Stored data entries
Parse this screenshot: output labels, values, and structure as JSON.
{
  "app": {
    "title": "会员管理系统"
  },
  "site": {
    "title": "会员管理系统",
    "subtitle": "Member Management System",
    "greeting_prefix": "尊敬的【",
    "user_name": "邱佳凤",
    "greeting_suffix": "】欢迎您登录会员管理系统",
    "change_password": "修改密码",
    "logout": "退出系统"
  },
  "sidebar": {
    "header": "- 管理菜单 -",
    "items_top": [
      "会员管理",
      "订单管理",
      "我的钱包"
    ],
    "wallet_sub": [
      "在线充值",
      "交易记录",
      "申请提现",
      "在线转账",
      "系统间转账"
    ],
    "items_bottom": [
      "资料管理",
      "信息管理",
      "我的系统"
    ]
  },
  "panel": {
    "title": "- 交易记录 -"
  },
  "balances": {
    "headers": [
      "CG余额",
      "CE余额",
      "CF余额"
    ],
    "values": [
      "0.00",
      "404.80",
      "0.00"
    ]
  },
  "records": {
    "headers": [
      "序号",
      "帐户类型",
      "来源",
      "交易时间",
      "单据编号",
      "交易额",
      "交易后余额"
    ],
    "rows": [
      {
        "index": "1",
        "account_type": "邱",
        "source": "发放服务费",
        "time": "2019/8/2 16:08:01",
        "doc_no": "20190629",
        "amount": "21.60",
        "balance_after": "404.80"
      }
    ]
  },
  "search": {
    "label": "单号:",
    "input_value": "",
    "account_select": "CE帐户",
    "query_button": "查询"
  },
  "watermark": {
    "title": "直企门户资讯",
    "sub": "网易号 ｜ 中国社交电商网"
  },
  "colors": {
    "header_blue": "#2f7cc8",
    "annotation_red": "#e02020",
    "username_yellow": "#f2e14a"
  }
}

#### Challenge
Write out all the data again, exactly as it appears.

#### Worked solution
Parse this screenshot: output labels, values, and structure as JSON.
{
  "app": {
    "title": "会员管理系统"
  },
  "site": {
    "title": "会员管理系统",
    "subtitle": "Member Management System",
    "greeting_prefix": "尊敬的【",
    "user_name": "邱佳凤",
    "greeting_suffix": "】欢迎您登录会员管理系统",
    "change_password": "修改密码",
    "logout": "退出系统"
  },
  "sidebar": {
    "header": "- 管理菜单 -",
    "items_top": [
      "会员管理",
      "订单管理",
      "我的钱包"
    ],
    "wallet_sub": [
      "在线充值",
      "交易记录",
      "申请提现",
      "在线转账",
      "系统间转账"
    ],
    "items_bottom": [
      "资料管理",
      "信息管理",
      "我的系统"
    ]
  },
  "panel": {
    "title": "- 交易记录 -"
  },
  "balances": {
    "headers": [
      "CG余额",
      "CE余额",
      "CF余额"
    ],
    "values": [
      "0.00",
      "404.80",
      "0.00"
    ]
  },
  "records": {
    "headers": [
      "序号",
      "帐户类型",
      "来源",
      "交易时间",
      "单据编号",
      "交易额",
      "交易后余额"
    ],
    "rows": [
      {
        "index": "1",
        "account_type": "邱",
        "source": "发放服务费",
        "time": "2019/8/2 16:08:01",
        "doc_no": "20190629",
        "amount": "21.60",
        "balance_after": "404.80"
      }
    ]
  },
  "search": {
    "label": "单号:",
    "input_value": "",
    "account_select": "CE帐户",
    "query_button": "查询"
  },
  "watermark": {
    "title": "直企门户资讯",
    "sub": "网易号 ｜ 中国社交电商网"
  },
  "colors": {
    "header_blue": "#2f7cc8",
    "annotation_red": "#e02020",
    "username_yellow": "#f2e14a"
  }
}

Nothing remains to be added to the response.